Part of a data file
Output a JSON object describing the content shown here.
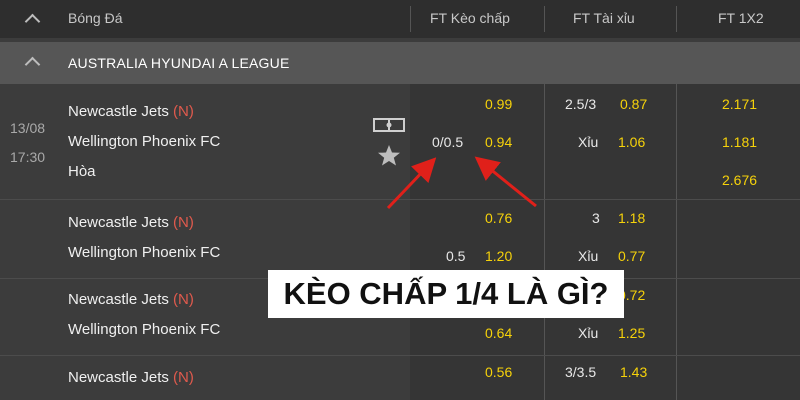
{
  "header": {
    "sport": "Bóng Đá",
    "col_handicap": "FT Kèo chấp",
    "col_overunder": "FT Tài xỉu",
    "col_1x2": "FT 1X2"
  },
  "league": {
    "name": "AUSTRALIA HYUNDAI A LEAGUE"
  },
  "match1": {
    "date": "13/08",
    "time": "17:30",
    "home": "Newcastle Jets",
    "home_flag": "(N)",
    "away": "Wellington Phoenix FC",
    "draw": "Hòa",
    "handicap_line": "0/0.5",
    "handicap_home": "0.99",
    "handicap_away": "0.94",
    "ou_line": "2.5/3",
    "ou_over": "0.87",
    "ou_under_label": "Xỉu",
    "ou_under": "1.06",
    "x_home": "2.171",
    "x_away": "1.181",
    "x_draw": "2.676"
  },
  "match2": {
    "home": "Newcastle Jets",
    "home_flag": "(N)",
    "away": "Wellington Phoenix FC",
    "handicap_line": "0.5",
    "handicap_home": "0.76",
    "handicap_away": "1.20",
    "ou_line": "3",
    "ou_over": "1.18",
    "ou_under_label": "Xỉu",
    "ou_under": "0.77"
  },
  "match3": {
    "home": "Newcastle Jets",
    "home_flag": "(N)",
    "away": "Wellington Phoenix FC",
    "handicap_away": "0.64",
    "ou_over": "0.72",
    "ou_under_label": "Xỉu",
    "ou_under": "1.25"
  },
  "match4": {
    "home": "Newcastle Jets",
    "home_flag": "(N)",
    "handicap_home": "0.56",
    "ou_line": "3/3.5",
    "ou_over": "1.43"
  },
  "overlay": {
    "text": "KÈO CHẤP 1/4 LÀ GÌ?"
  },
  "colors": {
    "odds": "#f6d20a",
    "flag": "#e05a4d",
    "arrow": "#e0201a"
  }
}
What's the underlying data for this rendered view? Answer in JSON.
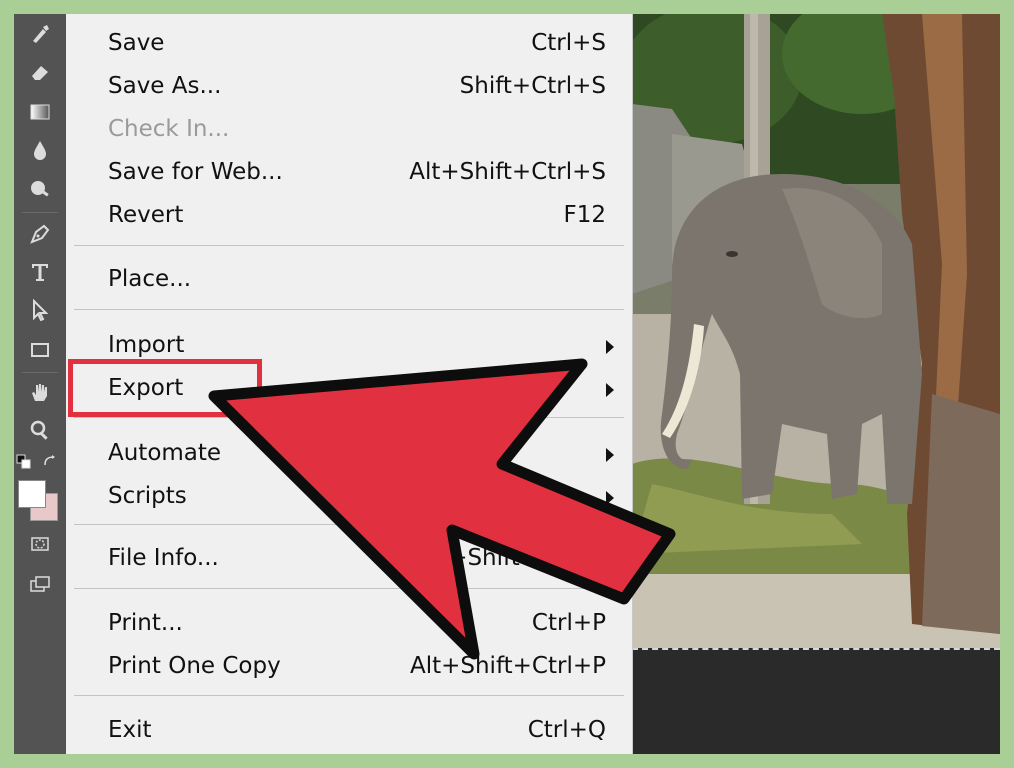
{
  "menu": {
    "items": [
      {
        "label": "Save",
        "shortcut": "Ctrl+S"
      },
      {
        "label": "Save As...",
        "shortcut": "Shift+Ctrl+S"
      },
      {
        "label": "Check In...",
        "shortcut": "",
        "disabled": true
      },
      {
        "label": "Save for Web...",
        "shortcut": "Alt+Shift+Ctrl+S"
      },
      {
        "label": "Revert",
        "shortcut": "F12"
      },
      {
        "label": "Place...",
        "shortcut": ""
      },
      {
        "label": "Import",
        "shortcut": "",
        "submenu": true
      },
      {
        "label": "Export",
        "shortcut": "",
        "submenu": true,
        "highlighted": true
      },
      {
        "label": "Automate",
        "shortcut": "",
        "submenu": true
      },
      {
        "label": "Scripts",
        "shortcut": "",
        "submenu": true
      },
      {
        "label": "File Info...",
        "shortcut": "Alt+Shift+Ctrl+I"
      },
      {
        "label": "Print...",
        "shortcut": "Ctrl+P"
      },
      {
        "label": "Print One Copy",
        "shortcut": "Alt+Shift+Ctrl+P"
      },
      {
        "label": "Exit",
        "shortcut": "Ctrl+Q"
      }
    ]
  },
  "toolbar": {
    "tools": [
      "history-brush-icon",
      "eraser-icon",
      "gradient-icon",
      "blur-icon",
      "dodge-icon",
      "pen-icon",
      "type-icon",
      "path-selection-icon",
      "rectangle-shape-icon",
      "hand-icon",
      "zoom-icon"
    ]
  },
  "colors": {
    "background": "#a9cf97",
    "menu": "#f0f0f0",
    "toolbar": "#535353",
    "annotation": "#e1303f"
  }
}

Task | Extract all the data above exactly, excluding every picture.

Solution to this problem |
Output a JSON object describing the content shown here.
{
  "header": {
    "sport": "Bóng Đá",
    "col_handicap": "FT Kèo chấp",
    "col_overunder": "FT Tài xỉu",
    "col_1x2": "FT 1X2"
  },
  "league": {
    "name": "AUSTRALIA HYUNDAI A LEAGUE"
  },
  "match1": {
    "date": "13/08",
    "time": "17:30",
    "home": "Newcastle Jets",
    "home_flag": "(N)",
    "away": "Wellington Phoenix FC",
    "draw": "Hòa",
    "handicap_line": "0/0.5",
    "handicap_home": "0.99",
    "handicap_away": "0.94",
    "ou_line": "2.5/3",
    "ou_over": "0.87",
    "ou_under_label": "Xỉu",
    "ou_under": "1.06",
    "x_home": "2.171",
    "x_away": "1.181",
    "x_draw": "2.676"
  },
  "match2": {
    "home": "Newcastle Jets",
    "home_flag": "(N)",
    "away": "Wellington Phoenix FC",
    "handicap_line": "0.5",
    "handicap_home": "0.76",
    "handicap_away": "1.20",
    "ou_line": "3",
    "ou_over": "1.18",
    "ou_under_label": "Xỉu",
    "ou_under": "0.77"
  },
  "match3": {
    "home": "Newcastle Jets",
    "home_flag": "(N)",
    "away": "Wellington Phoenix FC",
    "handicap_away": "0.64",
    "ou_over": "0.72",
    "ou_under_label": "Xỉu",
    "ou_under": "1.25"
  },
  "match4": {
    "home": "Newcastle Jets",
    "home_flag": "(N)",
    "handicap_home": "0.56",
    "ou_line": "3/3.5",
    "ou_over": "1.43"
  },
  "overlay": {
    "text": "KÈO CHẤP 1/4 LÀ GÌ?"
  },
  "colors": {
    "odds": "#f6d20a",
    "flag": "#e05a4d",
    "arrow": "#e0201a"
  }
}
What's the underlying data for this rendered view? Answer in JSON.
{
  "menu": {
    "items": [
      {
        "label": "Save",
        "shortcut": "Ctrl+S"
      },
      {
        "label": "Save As...",
        "shortcut": "Shift+Ctrl+S"
      },
      {
        "label": "Check In...",
        "shortcut": "",
        "disabled": true
      },
      {
        "label": "Save for Web...",
        "shortcut": "Alt+Shift+Ctrl+S"
      },
      {
        "label": "Revert",
        "shortcut": "F12"
      },
      {
        "label": "Place...",
        "shortcut": ""
      },
      {
        "label": "Import",
        "shortcut": "",
        "submenu": true
      },
      {
        "label": "Export",
        "shortcut": "",
        "submenu": true,
        "highlighted": true
      },
      {
        "label": "Automate",
        "shortcut": "",
        "submenu": true
      },
      {
        "label": "Scripts",
        "shortcut": "",
        "submenu": true
      },
      {
        "label": "File Info...",
        "shortcut": "Alt+Shift+Ctrl+I"
      },
      {
        "label": "Print...",
        "shortcut": "Ctrl+P"
      },
      {
        "label": "Print One Copy",
        "shortcut": "Alt+Shift+Ctrl+P"
      },
      {
        "label": "Exit",
        "shortcut": "Ctrl+Q"
      }
    ]
  },
  "toolbar": {
    "tools": [
      "history-brush-icon",
      "eraser-icon",
      "gradient-icon",
      "blur-icon",
      "dodge-icon",
      "pen-icon",
      "type-icon",
      "path-selection-icon",
      "rectangle-shape-icon",
      "hand-icon",
      "zoom-icon"
    ]
  },
  "colors": {
    "background": "#a9cf97",
    "menu": "#f0f0f0",
    "toolbar": "#535353",
    "annotation": "#e1303f"
  }
}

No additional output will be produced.